— begin —
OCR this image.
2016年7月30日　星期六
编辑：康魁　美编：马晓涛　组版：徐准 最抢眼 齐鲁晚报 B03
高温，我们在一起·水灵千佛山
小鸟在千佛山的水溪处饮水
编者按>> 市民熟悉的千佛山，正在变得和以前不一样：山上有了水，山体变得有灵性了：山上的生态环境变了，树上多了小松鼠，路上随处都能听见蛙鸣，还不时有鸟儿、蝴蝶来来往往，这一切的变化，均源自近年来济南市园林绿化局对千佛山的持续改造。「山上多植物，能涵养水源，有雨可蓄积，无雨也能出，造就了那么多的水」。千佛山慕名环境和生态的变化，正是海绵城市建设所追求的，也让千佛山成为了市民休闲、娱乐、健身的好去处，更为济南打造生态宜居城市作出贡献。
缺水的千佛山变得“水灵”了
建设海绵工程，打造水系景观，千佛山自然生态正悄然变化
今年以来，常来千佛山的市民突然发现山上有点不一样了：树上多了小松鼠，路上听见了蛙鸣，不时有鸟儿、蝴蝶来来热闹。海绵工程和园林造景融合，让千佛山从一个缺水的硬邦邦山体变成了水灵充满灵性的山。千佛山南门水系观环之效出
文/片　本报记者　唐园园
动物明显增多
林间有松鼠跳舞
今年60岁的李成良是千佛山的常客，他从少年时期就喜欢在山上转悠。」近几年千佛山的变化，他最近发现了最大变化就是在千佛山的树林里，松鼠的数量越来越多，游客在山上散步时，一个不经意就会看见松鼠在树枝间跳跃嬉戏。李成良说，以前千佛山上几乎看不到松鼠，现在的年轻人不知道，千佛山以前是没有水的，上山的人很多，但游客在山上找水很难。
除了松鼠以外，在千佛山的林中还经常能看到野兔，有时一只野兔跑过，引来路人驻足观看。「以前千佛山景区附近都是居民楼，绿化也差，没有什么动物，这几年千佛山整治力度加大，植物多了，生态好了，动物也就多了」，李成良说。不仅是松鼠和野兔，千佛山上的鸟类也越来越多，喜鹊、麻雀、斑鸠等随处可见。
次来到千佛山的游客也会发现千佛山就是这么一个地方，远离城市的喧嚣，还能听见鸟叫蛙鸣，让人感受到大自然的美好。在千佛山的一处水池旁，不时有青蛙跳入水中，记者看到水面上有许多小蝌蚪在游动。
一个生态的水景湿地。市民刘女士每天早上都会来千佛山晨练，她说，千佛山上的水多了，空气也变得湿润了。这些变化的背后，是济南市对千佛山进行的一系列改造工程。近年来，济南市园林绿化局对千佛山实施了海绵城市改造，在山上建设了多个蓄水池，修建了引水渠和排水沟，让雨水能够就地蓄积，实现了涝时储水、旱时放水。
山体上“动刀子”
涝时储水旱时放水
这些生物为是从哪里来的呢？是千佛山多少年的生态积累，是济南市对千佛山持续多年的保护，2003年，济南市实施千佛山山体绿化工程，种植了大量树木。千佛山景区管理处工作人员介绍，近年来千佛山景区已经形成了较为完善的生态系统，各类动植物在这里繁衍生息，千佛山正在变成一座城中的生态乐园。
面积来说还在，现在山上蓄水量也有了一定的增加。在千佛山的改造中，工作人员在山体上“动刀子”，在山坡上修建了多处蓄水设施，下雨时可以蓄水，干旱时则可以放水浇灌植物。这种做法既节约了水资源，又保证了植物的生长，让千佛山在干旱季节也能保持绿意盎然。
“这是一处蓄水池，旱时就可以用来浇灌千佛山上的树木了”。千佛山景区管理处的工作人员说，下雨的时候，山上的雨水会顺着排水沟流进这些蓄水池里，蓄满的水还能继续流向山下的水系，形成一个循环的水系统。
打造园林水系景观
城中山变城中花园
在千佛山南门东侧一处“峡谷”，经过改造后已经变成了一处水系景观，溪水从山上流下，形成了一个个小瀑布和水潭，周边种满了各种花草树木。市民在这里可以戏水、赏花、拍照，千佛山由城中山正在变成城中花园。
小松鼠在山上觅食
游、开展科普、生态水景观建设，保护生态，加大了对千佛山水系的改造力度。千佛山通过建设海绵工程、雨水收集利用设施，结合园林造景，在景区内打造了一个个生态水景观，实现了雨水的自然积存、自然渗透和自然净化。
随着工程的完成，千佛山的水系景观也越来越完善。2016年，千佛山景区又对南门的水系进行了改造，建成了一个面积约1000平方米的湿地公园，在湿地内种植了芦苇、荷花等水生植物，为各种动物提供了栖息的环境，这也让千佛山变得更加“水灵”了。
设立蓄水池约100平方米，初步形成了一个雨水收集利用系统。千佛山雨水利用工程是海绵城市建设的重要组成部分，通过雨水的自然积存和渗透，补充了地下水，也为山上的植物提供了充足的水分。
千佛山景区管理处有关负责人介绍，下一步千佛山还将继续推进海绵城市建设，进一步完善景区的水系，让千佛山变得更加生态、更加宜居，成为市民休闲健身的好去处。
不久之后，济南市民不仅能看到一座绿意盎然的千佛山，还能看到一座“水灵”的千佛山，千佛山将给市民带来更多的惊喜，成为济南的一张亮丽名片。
— end —
-- Exercise prompt --
Each record must be repeated exactly as it is.

-- Task output --
OCR this image.
2016年7月30日　星期六
编辑：康魁　美编：马晓涛　组版：徐准 最抢眼 齐鲁晚报 B03
高温，我们在一起·水灵千佛山
小鸟在千佛山的水溪处饮水
编者按>> 市民熟悉的千佛山，正在变得和以前不一样：山上有了水，山体变得有灵性了：山上的生态环境变了，树上多了小松鼠，路上随处都能听见蛙鸣，还不时有鸟儿、蝴蝶来来往往，这一切的变化，均源自近年来济南市园林绿化局对千佛山的持续改造。「山上多植物，能涵养水源，有雨可蓄积，无雨也能出，造就了那么多的水」。千佛山慕名环境和生态的变化，正是海绵城市建设所追求的，也让千佛山成为了市民休闲、娱乐、健身的好去处，更为济南打造生态宜居城市作出贡献。
缺水的千佛山变得“水灵”了
建设海绵工程，打造水系景观，千佛山自然生态正悄然变化
今年以来，常来千佛山的市民突然发现山上有点不一样了：树上多了小松鼠，路上听见了蛙鸣，不时有鸟儿、蝴蝶来来热闹。海绵工程和园林造景融合，让千佛山从一个缺水的硬邦邦山体变成了水灵充满灵性的山。千佛山南门水系观环之效出
文/片　本报记者　唐园园
动物明显增多
林间有松鼠跳舞
今年60岁的李成良是千佛山的常客，他从少年时期就喜欢在山上转悠。」近几年千佛山的变化，他最近发现了最大变化就是在千佛山的树林里，松鼠的数量越来越多，游客在山上散步时，一个不经意就会看见松鼠在树枝间跳跃嬉戏。李成良说，以前千佛山上几乎看不到松鼠，现在的年轻人不知道，千佛山以前是没有水的，上山的人很多，但游客在山上找水很难。
除了松鼠以外，在千佛山的林中还经常能看到野兔，有时一只野兔跑过，引来路人驻足观看。「以前千佛山景区附近都是居民楼，绿化也差，没有什么动物，这几年千佛山整治力度加大，植物多了，生态好了，动物也就多了」，李成良说。不仅是松鼠和野兔，千佛山上的鸟类也越来越多，喜鹊、麻雀、斑鸠等随处可见。
次来到千佛山的游客也会发现千佛山就是这么一个地方，远离城市的喧嚣，还能听见鸟叫蛙鸣，让人感受到大自然的美好。在千佛山的一处水池旁，不时有青蛙跳入水中，记者看到水面上有许多小蝌蚪在游动。
一个生态的水景湿地。市民刘女士每天早上都会来千佛山晨练，她说，千佛山上的水多了，空气也变得湿润了。这些变化的背后，是济南市对千佛山进行的一系列改造工程。近年来，济南市园林绿化局对千佛山实施了海绵城市改造，在山上建设了多个蓄水池，修建了引水渠和排水沟，让雨水能够就地蓄积，实现了涝时储水、旱时放水。
山体上“动刀子”
涝时储水旱时放水
这些生物为是从哪里来的呢？是千佛山多少年的生态积累，是济南市对千佛山持续多年的保护，2003年，济南市实施千佛山山体绿化工程，种植了大量树木。千佛山景区管理处工作人员介绍，近年来千佛山景区已经形成了较为完善的生态系统，各类动植物在这里繁衍生息，千佛山正在变成一座城中的生态乐园。
面积来说还在，现在山上蓄水量也有了一定的增加。在千佛山的改造中，工作人员在山体上“动刀子”，在山坡上修建了多处蓄水设施，下雨时可以蓄水，干旱时则可以放水浇灌植物。这种做法既节约了水资源，又保证了植物的生长，让千佛山在干旱季节也能保持绿意盎然。
“这是一处蓄水池，旱时就可以用来浇灌千佛山上的树木了”。千佛山景区管理处的工作人员说，下雨的时候，山上的雨水会顺着排水沟流进这些蓄水池里，蓄满的水还能继续流向山下的水系，形成一个循环的水系统。
打造园林水系景观
城中山变城中花园
在千佛山南门东侧一处“峡谷”，经过改造后已经变成了一处水系景观，溪水从山上流下，形成了一个个小瀑布和水潭，周边种满了各种花草树木。市民在这里可以戏水、赏花、拍照，千佛山由城中山正在变成城中花园。
小松鼠在山上觅食
游、开展科普、生态水景观建设，保护生态，加大了对千佛山水系的改造力度。千佛山通过建设海绵工程、雨水收集利用设施，结合园林造景，在景区内打造了一个个生态水景观，实现了雨水的自然积存、自然渗透和自然净化。
随着工程的完成，千佛山的水系景观也越来越完善。2016年，千佛山景区又对南门的水系进行了改造，建成了一个面积约1000平方米的湿地公园，在湿地内种植了芦苇、荷花等水生植物，为各种动物提供了栖息的环境，这也让千佛山变得更加“水灵”了。
设立蓄水池约100平方米，初步形成了一个雨水收集利用系统。千佛山雨水利用工程是海绵城市建设的重要组成部分，通过雨水的自然积存和渗透，补充了地下水，也为山上的植物提供了充足的水分。
千佛山景区管理处有关负责人介绍，下一步千佛山还将继续推进海绵城市建设，进一步完善景区的水系，让千佛山变得更加生态、更加宜居，成为市民休闲健身的好去处。
不久之后，济南市民不仅能看到一座绿意盎然的千佛山，还能看到一座“水灵”的千佛山，千佛山将给市民带来更多的惊喜，成为济南的一张亮丽名片。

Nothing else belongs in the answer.